A block of data
+ + + +

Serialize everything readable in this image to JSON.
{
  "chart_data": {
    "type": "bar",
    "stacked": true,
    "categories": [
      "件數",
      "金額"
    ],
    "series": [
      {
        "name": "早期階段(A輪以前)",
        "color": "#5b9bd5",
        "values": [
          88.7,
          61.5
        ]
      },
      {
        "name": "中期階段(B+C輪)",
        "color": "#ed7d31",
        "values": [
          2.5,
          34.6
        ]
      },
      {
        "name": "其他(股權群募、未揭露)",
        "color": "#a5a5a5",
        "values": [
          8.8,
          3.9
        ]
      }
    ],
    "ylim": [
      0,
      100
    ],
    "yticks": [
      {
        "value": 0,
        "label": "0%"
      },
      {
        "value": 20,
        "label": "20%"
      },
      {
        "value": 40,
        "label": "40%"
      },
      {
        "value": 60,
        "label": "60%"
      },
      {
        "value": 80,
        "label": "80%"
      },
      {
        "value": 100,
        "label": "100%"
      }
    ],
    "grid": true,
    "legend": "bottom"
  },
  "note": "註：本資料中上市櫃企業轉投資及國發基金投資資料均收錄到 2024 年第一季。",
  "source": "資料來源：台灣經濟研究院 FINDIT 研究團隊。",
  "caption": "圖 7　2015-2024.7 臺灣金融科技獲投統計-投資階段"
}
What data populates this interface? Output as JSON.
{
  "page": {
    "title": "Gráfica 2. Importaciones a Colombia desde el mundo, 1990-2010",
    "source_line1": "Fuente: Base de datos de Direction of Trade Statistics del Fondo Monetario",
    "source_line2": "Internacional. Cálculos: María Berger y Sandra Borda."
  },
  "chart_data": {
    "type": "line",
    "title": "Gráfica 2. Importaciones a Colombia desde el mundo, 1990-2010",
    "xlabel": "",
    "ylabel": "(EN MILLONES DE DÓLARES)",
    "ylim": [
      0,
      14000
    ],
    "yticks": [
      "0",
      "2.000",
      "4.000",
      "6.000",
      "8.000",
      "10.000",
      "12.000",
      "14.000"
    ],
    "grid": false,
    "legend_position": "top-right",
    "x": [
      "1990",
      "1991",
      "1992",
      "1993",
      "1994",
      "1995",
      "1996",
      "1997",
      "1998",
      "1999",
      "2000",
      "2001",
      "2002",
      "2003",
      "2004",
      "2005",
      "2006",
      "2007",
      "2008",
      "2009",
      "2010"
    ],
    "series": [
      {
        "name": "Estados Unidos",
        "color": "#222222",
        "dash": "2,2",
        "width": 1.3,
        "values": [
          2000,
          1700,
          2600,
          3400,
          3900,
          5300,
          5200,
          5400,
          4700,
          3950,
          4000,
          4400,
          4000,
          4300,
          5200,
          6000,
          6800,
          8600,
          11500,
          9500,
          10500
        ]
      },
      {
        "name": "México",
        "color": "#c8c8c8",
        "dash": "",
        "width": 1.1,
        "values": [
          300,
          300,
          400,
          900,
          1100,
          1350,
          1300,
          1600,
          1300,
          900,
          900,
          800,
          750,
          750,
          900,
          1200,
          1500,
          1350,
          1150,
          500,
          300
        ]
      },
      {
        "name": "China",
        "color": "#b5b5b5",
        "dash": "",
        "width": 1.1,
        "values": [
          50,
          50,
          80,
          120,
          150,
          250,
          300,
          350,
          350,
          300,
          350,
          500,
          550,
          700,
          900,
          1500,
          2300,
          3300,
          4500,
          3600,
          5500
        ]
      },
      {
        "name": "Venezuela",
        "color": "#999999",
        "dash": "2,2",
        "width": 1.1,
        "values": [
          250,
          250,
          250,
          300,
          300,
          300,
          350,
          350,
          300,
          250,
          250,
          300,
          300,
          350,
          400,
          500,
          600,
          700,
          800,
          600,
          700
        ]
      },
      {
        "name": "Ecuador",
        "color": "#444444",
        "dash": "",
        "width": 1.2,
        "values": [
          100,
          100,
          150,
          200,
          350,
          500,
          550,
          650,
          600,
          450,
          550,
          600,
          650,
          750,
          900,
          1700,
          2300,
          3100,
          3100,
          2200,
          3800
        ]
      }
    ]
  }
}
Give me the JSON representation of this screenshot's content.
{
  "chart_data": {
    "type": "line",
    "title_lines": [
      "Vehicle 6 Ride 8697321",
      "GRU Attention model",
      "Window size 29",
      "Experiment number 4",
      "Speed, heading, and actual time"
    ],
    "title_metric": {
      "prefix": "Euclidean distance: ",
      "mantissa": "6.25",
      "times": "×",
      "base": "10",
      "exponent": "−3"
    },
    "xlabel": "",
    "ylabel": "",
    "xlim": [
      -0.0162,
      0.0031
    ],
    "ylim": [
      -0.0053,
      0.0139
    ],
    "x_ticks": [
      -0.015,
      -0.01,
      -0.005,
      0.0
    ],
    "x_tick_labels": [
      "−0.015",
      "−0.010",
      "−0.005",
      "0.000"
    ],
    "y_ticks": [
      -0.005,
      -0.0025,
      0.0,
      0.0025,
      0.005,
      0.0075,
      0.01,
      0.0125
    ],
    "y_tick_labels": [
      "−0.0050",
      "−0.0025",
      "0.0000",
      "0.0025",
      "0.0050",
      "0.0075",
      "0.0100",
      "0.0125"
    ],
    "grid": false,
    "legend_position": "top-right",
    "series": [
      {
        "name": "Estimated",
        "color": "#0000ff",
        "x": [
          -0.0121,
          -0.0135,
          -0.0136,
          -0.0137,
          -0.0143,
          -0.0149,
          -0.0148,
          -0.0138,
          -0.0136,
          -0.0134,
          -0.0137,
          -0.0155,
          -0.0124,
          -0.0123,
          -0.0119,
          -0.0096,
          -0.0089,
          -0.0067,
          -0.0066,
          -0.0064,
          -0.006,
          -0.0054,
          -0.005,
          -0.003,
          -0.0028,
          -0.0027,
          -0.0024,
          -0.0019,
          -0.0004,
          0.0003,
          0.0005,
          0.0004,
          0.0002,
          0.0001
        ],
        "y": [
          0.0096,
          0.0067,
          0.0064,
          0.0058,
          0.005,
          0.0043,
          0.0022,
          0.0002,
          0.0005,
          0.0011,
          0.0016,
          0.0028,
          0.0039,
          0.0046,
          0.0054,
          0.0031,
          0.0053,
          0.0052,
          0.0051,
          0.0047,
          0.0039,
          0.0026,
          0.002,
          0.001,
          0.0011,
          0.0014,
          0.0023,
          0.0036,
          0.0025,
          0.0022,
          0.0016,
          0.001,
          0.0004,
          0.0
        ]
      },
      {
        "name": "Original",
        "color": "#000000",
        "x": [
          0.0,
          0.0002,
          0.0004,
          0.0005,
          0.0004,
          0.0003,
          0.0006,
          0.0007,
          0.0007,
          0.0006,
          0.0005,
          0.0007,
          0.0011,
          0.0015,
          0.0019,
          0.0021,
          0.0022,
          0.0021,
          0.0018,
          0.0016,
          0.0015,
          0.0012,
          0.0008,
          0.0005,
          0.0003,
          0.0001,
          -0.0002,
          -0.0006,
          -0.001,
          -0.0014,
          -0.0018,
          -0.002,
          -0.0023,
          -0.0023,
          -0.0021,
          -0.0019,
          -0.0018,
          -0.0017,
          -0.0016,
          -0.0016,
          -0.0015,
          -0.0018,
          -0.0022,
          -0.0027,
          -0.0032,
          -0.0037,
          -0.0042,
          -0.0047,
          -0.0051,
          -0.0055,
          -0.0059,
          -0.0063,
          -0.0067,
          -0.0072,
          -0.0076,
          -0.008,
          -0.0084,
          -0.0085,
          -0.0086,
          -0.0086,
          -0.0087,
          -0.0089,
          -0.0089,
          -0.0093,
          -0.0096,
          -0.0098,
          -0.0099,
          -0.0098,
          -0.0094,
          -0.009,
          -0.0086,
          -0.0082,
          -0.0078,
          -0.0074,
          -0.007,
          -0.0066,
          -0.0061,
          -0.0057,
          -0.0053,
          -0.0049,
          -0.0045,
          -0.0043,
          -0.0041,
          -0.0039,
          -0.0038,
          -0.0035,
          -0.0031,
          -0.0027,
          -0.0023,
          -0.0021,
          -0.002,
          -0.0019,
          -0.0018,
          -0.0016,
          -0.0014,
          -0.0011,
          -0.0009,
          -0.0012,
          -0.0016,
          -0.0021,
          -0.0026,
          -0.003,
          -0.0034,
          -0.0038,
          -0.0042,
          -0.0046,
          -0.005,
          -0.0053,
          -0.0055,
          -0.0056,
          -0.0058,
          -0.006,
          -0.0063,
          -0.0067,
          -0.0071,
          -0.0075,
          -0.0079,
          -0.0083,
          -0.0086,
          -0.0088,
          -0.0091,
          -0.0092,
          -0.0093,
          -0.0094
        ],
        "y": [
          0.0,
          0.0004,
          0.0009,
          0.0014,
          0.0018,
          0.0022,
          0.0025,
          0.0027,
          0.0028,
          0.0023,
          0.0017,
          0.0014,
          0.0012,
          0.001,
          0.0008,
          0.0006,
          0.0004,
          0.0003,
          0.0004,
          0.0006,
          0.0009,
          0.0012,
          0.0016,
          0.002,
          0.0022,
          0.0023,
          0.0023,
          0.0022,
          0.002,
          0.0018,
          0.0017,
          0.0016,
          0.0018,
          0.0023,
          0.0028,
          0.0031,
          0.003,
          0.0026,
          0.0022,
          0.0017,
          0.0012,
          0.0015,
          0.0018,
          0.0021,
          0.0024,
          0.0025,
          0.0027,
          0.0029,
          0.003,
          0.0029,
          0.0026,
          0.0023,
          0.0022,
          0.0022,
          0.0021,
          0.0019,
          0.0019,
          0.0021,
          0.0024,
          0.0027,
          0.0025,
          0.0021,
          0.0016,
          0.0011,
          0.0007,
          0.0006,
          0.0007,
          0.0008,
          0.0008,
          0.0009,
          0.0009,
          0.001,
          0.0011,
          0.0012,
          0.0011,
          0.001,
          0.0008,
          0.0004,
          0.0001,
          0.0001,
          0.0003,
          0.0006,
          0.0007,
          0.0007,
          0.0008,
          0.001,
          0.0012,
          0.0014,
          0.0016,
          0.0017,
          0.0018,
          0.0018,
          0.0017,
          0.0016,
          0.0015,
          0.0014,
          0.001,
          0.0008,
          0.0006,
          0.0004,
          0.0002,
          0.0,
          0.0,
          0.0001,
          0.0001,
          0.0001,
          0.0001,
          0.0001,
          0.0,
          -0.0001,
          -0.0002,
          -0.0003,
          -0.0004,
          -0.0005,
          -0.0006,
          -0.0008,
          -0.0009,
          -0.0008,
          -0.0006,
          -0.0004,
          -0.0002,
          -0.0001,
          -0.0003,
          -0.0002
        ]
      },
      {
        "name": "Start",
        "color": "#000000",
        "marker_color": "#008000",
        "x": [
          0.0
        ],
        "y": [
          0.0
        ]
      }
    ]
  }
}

+ + + +

__THE EXERCISE__.
Using the listing above, return all lines where the word "JSON" occurs.

__EXERCISE OUTPUT__.
Serialize everything readable in this image to JSON.
What data populates this interface? Output as JSON.
Give me the JSON representation of this screenshot's content.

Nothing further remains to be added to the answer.